Records from a collection of figures
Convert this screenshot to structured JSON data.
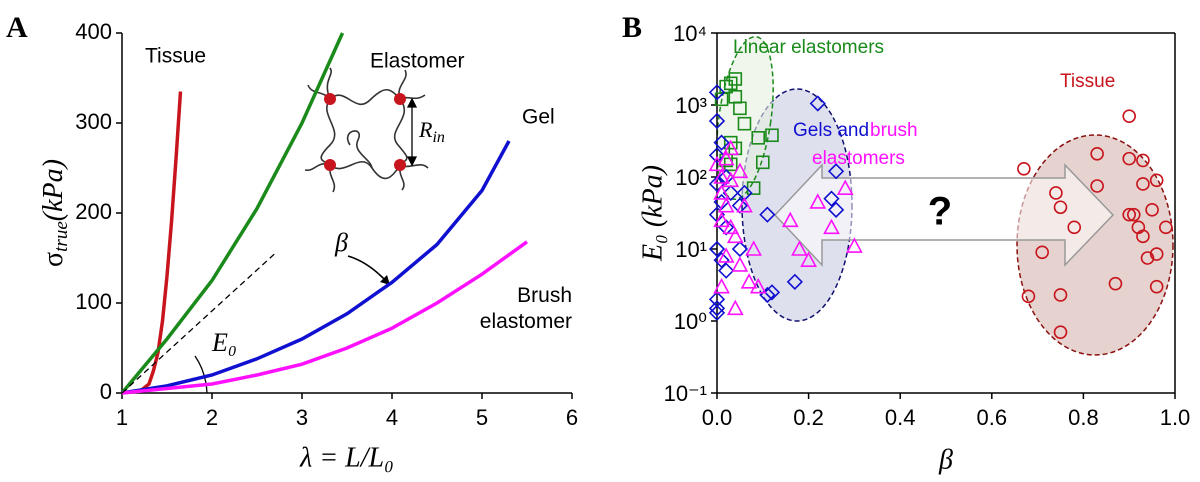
{
  "chart_data": [
    {
      "type": "line",
      "panel_label": "A",
      "xlabel": "λ = L/L₀",
      "ylabel": [
        "σ",
        "true",
        "(kPa)"
      ],
      "xlim": [
        1,
        6
      ],
      "xticks": [
        1,
        2,
        3,
        4,
        5,
        6
      ],
      "ylim": [
        0,
        400
      ],
      "yticks": [
        0,
        100,
        200,
        300,
        400
      ],
      "series": [
        {
          "name": "Tissue",
          "color": "#c8151d",
          "x": [
            1,
            1.2,
            1.3,
            1.35,
            1.4,
            1.45,
            1.5,
            1.55,
            1.6,
            1.65
          ],
          "values": [
            0,
            2,
            10,
            25,
            45,
            80,
            130,
            190,
            260,
            335
          ]
        },
        {
          "name": "Elastomer",
          "color": "#1a8a1a",
          "x": [
            1,
            1.5,
            2,
            2.5,
            3,
            3.45
          ],
          "values": [
            0,
            60,
            125,
            205,
            300,
            400
          ]
        },
        {
          "name": "Gel",
          "color": "#1010d0",
          "x": [
            1,
            1.5,
            2,
            2.5,
            3,
            3.5,
            4,
            4.5,
            5,
            5.3
          ],
          "values": [
            0,
            8,
            20,
            38,
            60,
            88,
            123,
            165,
            225,
            280
          ]
        },
        {
          "name": "Brush elastomer",
          "color": "#ff10ff",
          "x": [
            1,
            2,
            2.5,
            3,
            3.5,
            4,
            4.5,
            5,
            5.5
          ],
          "values": [
            0,
            10,
            20,
            32,
            50,
            72,
            100,
            132,
            168
          ]
        },
        {
          "color": "#000000",
          "dash": true,
          "x": [
            1,
            2.7
          ],
          "values": [
            0,
            155
          ]
        }
      ],
      "annotations": [
        "β",
        "E₀"
      ],
      "inset_label": [
        "R",
        "in"
      ]
    },
    {
      "type": "scatter",
      "panel_label": "B",
      "xlabel": "β",
      "ylabel": "E₀ (kPa)",
      "log_y": true,
      "xlim": [
        0,
        1
      ],
      "xticks": [
        {
          "value": 0,
          "label": "0.0"
        },
        0.2,
        0.4,
        0.6,
        0.8,
        {
          "value": 1,
          "label": "1.0"
        }
      ],
      "ylim": [
        0.1,
        10000
      ],
      "yticks": [
        {
          "value": 0.1,
          "label": "10⁻¹"
        },
        {
          "value": 1,
          "label": "10⁰"
        },
        {
          "value": 10,
          "label": "10¹"
        },
        {
          "value": 100,
          "label": "10²"
        },
        {
          "value": 1000,
          "label": "10³"
        },
        {
          "value": 10000,
          "label": "10⁴"
        }
      ],
      "series": [
        {
          "name": "Linear elastomers",
          "color": "#1a8a1a",
          "marker": "square",
          "x": [
            0.01,
            0.03,
            0.04,
            0.02,
            0.05,
            0.06,
            0.04,
            0.03,
            0.09,
            0.1,
            0.12,
            0.08,
            0.02,
            0.04,
            0.03
          ],
          "values": [
            1200,
            2000,
            2300,
            1800,
            900,
            550,
            1300,
            300,
            350,
            160,
            380,
            70,
            170,
            250,
            150
          ]
        },
        {
          "color": "#1010d0",
          "marker": "diamond",
          "x": [
            0,
            0,
            0.01,
            0,
            0.02,
            0,
            0.01,
            0,
            0.02,
            0,
            0.01,
            0.02,
            0,
            0,
            0.06,
            0.11,
            0.12,
            0.11,
            0.17,
            0.22,
            0.26,
            0.26,
            0.25,
            0.05,
            0.03,
            0,
            0.05
          ],
          "values": [
            1500,
            600,
            300,
            200,
            100,
            80,
            45,
            30,
            20,
            10,
            7,
            5,
            1.5,
            1.3,
            60,
            30,
            2.5,
            2.3,
            3.5,
            1050,
            120,
            35,
            50,
            10,
            60,
            2,
            40
          ]
        },
        {
          "color": "#ff10ff",
          "marker": "triangle",
          "x": [
            0,
            0.01,
            0.02,
            0.03,
            0.01,
            0.02,
            0.03,
            0.01,
            0.04,
            0.02,
            0.05,
            0.01,
            0.04,
            0.08,
            0.07,
            0.09,
            0.16,
            0.18,
            0.22,
            0.25,
            0.28,
            0.3,
            0.2,
            0.06,
            0.03,
            0.05
          ],
          "values": [
            150,
            100,
            180,
            90,
            60,
            40,
            20,
            25,
            15,
            8,
            6,
            3,
            1.5,
            10,
            3.5,
            3,
            25,
            10,
            45,
            20,
            70,
            11,
            7,
            40,
            250,
            120
          ]
        },
        {
          "name": "Tissue",
          "color": "#c8151d",
          "marker": "circle",
          "x": [
            0.67,
            0.68,
            0.71,
            0.74,
            0.75,
            0.75,
            0.75,
            0.78,
            0.83,
            0.83,
            0.87,
            0.9,
            0.9,
            0.9,
            0.91,
            0.92,
            0.93,
            0.93,
            0.94,
            0.95,
            0.96,
            0.96,
            0.96,
            0.98,
            0.93
          ],
          "values": [
            130,
            2.2,
            9,
            60,
            38,
            2.3,
            0.7,
            20,
            210,
            75,
            3.3,
            700,
            180,
            30,
            30,
            20,
            170,
            80,
            7.5,
            35,
            90,
            8.5,
            3,
            20,
            15
          ]
        }
      ],
      "annotations": [
        {
          "text": "Linear elastomers",
          "color": "#1a8a1a"
        },
        {
          "text": "Gels and",
          "color": "#1010d0"
        },
        {
          "text": "brush",
          "color": "#ff10ff"
        },
        {
          "text": "elastomers",
          "color": "#ff10ff"
        },
        {
          "text": "?",
          "color": "#000000"
        }
      ]
    }
  ]
}
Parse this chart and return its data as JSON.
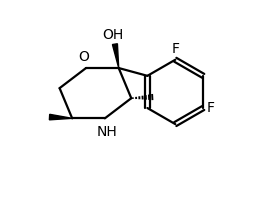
{
  "bg_color": "#ffffff",
  "line_color": "#000000",
  "bond_lw": 1.6,
  "font_size": 10,
  "fig_width": 2.55,
  "fig_height": 2.09,
  "dpi": 100,
  "xlim": [
    0,
    10
  ],
  "ylim": [
    0,
    8.2
  ]
}
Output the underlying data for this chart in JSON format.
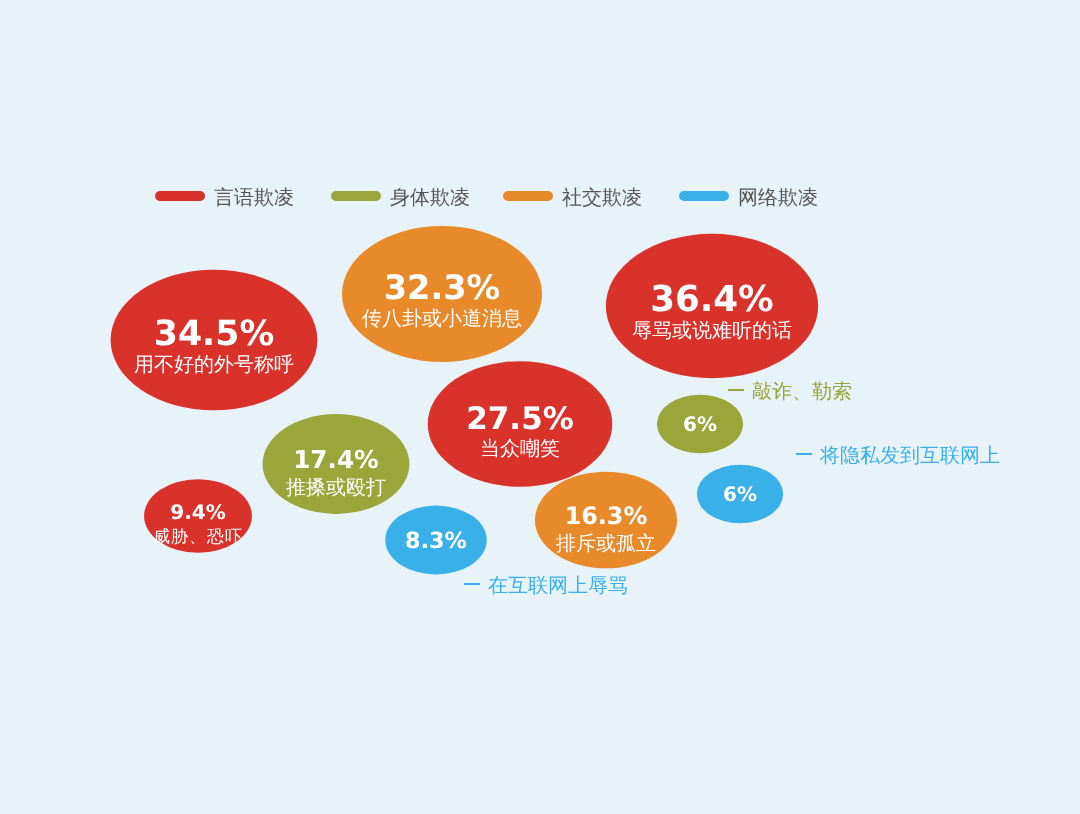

• **WHAT THE TASK ASKS**: Word for word, quote the full listing, omitting every picture.

• **RESPONSE TO THIS EXERCISE**:
Convert this screenshot to structured JSON data.
{
  "chart_data": [
    {
      "type": "line",
      "panel_label": "A",
      "xlabel": "λ = L/L₀",
      "ylabel": [
        "σ",
        "true",
        "(kPa)"
      ],
      "xlim": [
        1,
        6
      ],
      "xticks": [
        1,
        2,
        3,
        4,
        5,
        6
      ],
      "ylim": [
        0,
        400
      ],
      "yticks": [
        0,
        100,
        200,
        300,
        400
      ],
      "series": [
        {
          "name": "Tissue",
          "color": "#c8151d",
          "x": [
            1,
            1.2,
            1.3,
            1.35,
            1.4,
            1.45,
            1.5,
            1.55,
            1.6,
            1.65
          ],
          "values": [
            0,
            2,
            10,
            25,
            45,
            80,
            130,
            190,
            260,
            335
          ]
        },
        {
          "name": "Elastomer",
          "color": "#1a8a1a",
          "x": [
            1,
            1.5,
            2,
            2.5,
            3,
            3.45
          ],
          "values": [
            0,
            60,
            125,
            205,
            300,
            400
          ]
        },
        {
          "name": "Gel",
          "color": "#1010d0",
          "x": [
            1,
            1.5,
            2,
            2.5,
            3,
            3.5,
            4,
            4.5,
            5,
            5.3
          ],
          "values": [
            0,
            8,
            20,
            38,
            60,
            88,
            123,
            165,
            225,
            280
          ]
        },
        {
          "name": "Brush elastomer",
          "color": "#ff10ff",
          "x": [
            1,
            2,
            2.5,
            3,
            3.5,
            4,
            4.5,
            5,
            5.5
          ],
          "values": [
            0,
            10,
            20,
            32,
            50,
            72,
            100,
            132,
            168
          ]
        },
        {
          "color": "#000000",
          "dash": true,
          "x": [
            1,
            2.7
          ],
          "values": [
            0,
            155
          ]
        }
      ],
      "annotations": [
        "β",
        "E₀"
      ],
      "inset_label": [
        "R",
        "in"
      ]
    },
    {
      "type": "scatter",
      "panel_label": "B",
      "xlabel": "β",
      "ylabel": "E₀ (kPa)",
      "log_y": true,
      "xlim": [
        0,
        1
      ],
      "xticks": [
        {
          "value": 0,
          "label": "0.0"
        },
        0.2,
        0.4,
        0.6,
        0.8,
        {
          "value": 1,
          "label": "1.0"
        }
      ],
      "ylim": [
        0.1,
        10000
      ],
      "yticks": [
        {
          "value": 0.1,
          "label": "10⁻¹"
        },
        {
          "value": 1,
          "label": "10⁰"
        },
        {
          "value": 10,
          "label": "10¹"
        },
        {
          "value": 100,
          "label": "10²"
        },
        {
          "value": 1000,
          "label": "10³"
        },
        {
          "value": 10000,
          "label": "10⁴"
        }
      ],
      "series": [
        {
          "name": "Linear elastomers",
          "color": "#1a8a1a",
          "marker": "square",
          "x": [
            0.01,
            0.03,
            0.04,
            0.02,
            0.05,
            0.06,
            0.04,
            0.03,
            0.09,
            0.1,
            0.12,
            0.08,
            0.02,
            0.04,
            0.03
          ],
          "values": [
            1200,
            2000,
            2300,
            1800,
            900,
            550,
            1300,
            300,
            350,
            160,
            380,
            70,
            170,
            250,
            150
          ]
        },
        {
          "color": "#1010d0",
          "marker": "diamond",
          "x": [
            0,
            0,
            0.01,
            0,
            0.02,
            0,
            0.01,
            0,
            0.02,
            0,
            0.01,
            0.02,
            0,
            0,
            0.06,
            0.11,
            0.12,
            0.11,
            0.17,
            0.22,
            0.26,
            0.26,
            0.25,
            0.05,
            0.03,
            0,
            0.05
          ],
          "values": [
            1500,
            600,
            300,
            200,
            100,
            80,
            45,
            30,
            20,
            10,
            7,
            5,
            1.5,
            1.3,
            60,
            30,
            2.5,
            2.3,
            3.5,
            1050,
            120,
            35,
            50,
            10,
            60,
            2,
            40
          ]
        },
        {
          "color": "#ff10ff",
          "marker": "triangle",
          "x": [
            0,
            0.01,
            0.02,
            0.03,
            0.01,
            0.02,
            0.03,
            0.01,
            0.04,
            0.02,
            0.05,
            0.01,
            0.04,
            0.08,
            0.07,
            0.09,
            0.16,
            0.18,
            0.22,
            0.25,
            0.28,
            0.3,
            0.2,
            0.06,
            0.03,
            0.05
          ],
          "values": [
            150,
            100,
            180,
            90,
            60,
            40,
            20,
            25,
            15,
            8,
            6,
            3,
            1.5,
            10,
            3.5,
            3,
            25,
            10,
            45,
            20,
            70,
            11,
            7,
            40,
            250,
            120
          ]
        },
        {
          "name": "Tissue",
          "color": "#c8151d",
          "marker": "circle",
          "x": [
            0.67,
            0.68,
            0.71,
            0.74,
            0.75,
            0.75,
            0.75,
            0.78,
            0.83,
            0.83,
            0.87,
            0.9,
            0.9,
            0.9,
            0.91,
            0.92,
            0.93,
            0.93,
            0.94,
            0.95,
            0.96,
            0.96,
            0.96,
            0.98,
            0.93
          ],
          "values": [
            130,
            2.2,
            9,
            60,
            38,
            2.3,
            0.7,
            20,
            210,
            75,
            3.3,
            700,
            180,
            30,
            30,
            20,
            170,
            80,
            7.5,
            35,
            90,
            8.5,
            3,
            20,
            15
          ]
        }
      ],
      "annotations": [
        {
          "text": "Linear elastomers",
          "color": "#1a8a1a"
        },
        {
          "text": "Gels and",
          "color": "#1010d0"
        },
        {
          "text": "brush",
          "color": "#ff10ff"
        },
        {
          "text": "elastomers",
          "color": "#ff10ff"
        },
        {
          "text": "?",
          "color": "#000000"
        }
      ]
    }
  ]
}
Parse this chart and return its data as JSON.
{
  "bg_color": "#ffffff",
  "line_color": "#000000",
  "bond_lw": 1.6,
  "font_size": 10,
  "fig_width": 2.55,
  "fig_height": 2.09,
  "dpi": 100,
  "xlim": [
    0,
    10
  ],
  "ylim": [
    0,
    8.2
  ]
}
Output the underlying data for this chart in JSON format.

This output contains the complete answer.